● Exercise instructions: In the article on supervised consumption site closures, do these statements agree with the text? (a) Sites within 200 meters of schools and childcare centers must close by March 31. (b) Thunder Bay will keep one of its sites open. (c) The Charter challenge is expected to be decided within a week. Answer yes or no for each and quote the deciding words.

● Passage to read:

TORONTO - Canada’s Charter guarantees a right to life, and the Ford government’s actions mean people will die.

That was the main point lawyers for harm reduction advocates attempted to drive home at the Ontario Court of Justice on Monday, arguing that Premier Doug Ford’s law closing supervised consumption sites amounts to a violation of the Charter’s right to life and security of the person. 

Under the Community Care and Recovery Act, 10 sites — including five in Toronto — within 200 metres of schools and childcare centres must close no later than March 31, as the province transitions to a new abstinence-based model of care. 

Advocates led by The Neighbourhood Group (TNG), which operates a supervised consumption site in Toronto’s Kensington Market, are seeking an injunction to stay open until their Charter challenge of the law is decided.

The closures will mean fewer people are able to access supervised consumption sites, their lawyers argued, which will result in more overdose deaths. They regularly quoted findings from a report by Dr. Ahmed Bayoumi, a University of Toronto epidemiologist specializing in drug use. 

Between March 2020 and March 2024, the sites reversed 21,979 overdoses in Ontario. More than a third of those were at facilities slated to close under the Ford government’s law. 

It’s “common sense” that some of those people who overdosed would have died or suffered severe brain damage without the sites’ interventions, lawyer Carlo Di Carlo told the courtroom on Monday.

The government argued in its factum that the Charter “does not guarantee that individuals will not have to travel to access a health facility” and that Queen’s Park has the right to impose zoning restrictions on health facilities. 

Following the closures, Di Carlo said many clients will have to travel further to access care, including people in downtown Toronto. 

In Thunder Bay, which is set to lose its only site, clients would have to travel eight hours to Winnipeg to receive supervised consumption services, he said.

“All the experts agree” that consuming drugs in a controlled, supervised environment lowers the risk of overdose, he added.

Injunction decision should come within a week

DJ Larkin, executive director of the Canadian Drug Policy Coalition, said getting the court to issue an injunction against the government will be difficult. 

“The starting presumption is that governments are acting in the best interests of people,” Larkin, who intervened in the case on TNG’s side, said in an interview with TorontoToday. 

The injunction decision should come shortly due to the looming March 31 closure deadline. The Charter challenge could take much longer — perhaps years, if it’s appealed all the way to the Supreme Court of Canada. 

If the Ford government loses, it could pass a new bill and invoke the notwithstanding clause to override any constitutional issues.

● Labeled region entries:
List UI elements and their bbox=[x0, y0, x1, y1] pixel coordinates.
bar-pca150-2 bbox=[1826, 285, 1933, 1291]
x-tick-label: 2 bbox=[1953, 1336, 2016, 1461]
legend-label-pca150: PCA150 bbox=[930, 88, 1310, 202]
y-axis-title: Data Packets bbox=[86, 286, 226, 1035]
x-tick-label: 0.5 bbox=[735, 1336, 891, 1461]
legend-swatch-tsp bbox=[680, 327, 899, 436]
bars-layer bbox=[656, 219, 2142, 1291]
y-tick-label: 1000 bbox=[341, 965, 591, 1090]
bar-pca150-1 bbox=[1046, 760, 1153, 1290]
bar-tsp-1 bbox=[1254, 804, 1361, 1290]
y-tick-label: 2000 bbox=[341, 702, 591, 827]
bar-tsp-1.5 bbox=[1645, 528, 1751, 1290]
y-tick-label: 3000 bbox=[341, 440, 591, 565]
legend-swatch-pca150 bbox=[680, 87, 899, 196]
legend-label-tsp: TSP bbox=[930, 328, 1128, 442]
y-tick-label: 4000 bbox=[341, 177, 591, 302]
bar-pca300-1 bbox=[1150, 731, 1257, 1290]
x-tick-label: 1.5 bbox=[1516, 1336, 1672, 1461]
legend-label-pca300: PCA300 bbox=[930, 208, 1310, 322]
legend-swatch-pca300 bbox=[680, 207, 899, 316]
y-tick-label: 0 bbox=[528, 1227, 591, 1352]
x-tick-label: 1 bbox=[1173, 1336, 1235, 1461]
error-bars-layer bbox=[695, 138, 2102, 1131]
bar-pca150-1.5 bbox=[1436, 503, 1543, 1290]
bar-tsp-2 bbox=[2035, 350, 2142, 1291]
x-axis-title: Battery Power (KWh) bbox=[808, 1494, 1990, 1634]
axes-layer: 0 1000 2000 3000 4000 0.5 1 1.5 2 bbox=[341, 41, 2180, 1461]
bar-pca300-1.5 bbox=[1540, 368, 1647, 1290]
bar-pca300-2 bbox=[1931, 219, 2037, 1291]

● Written reply:
(a) Yes: "within 200 metres of schools and childcare centres must close no later than March 31"
(b) No: "In Thunder Bay, which is set to lose its only site"
(c) No: "The Charter challenge could take much longer — perhaps years"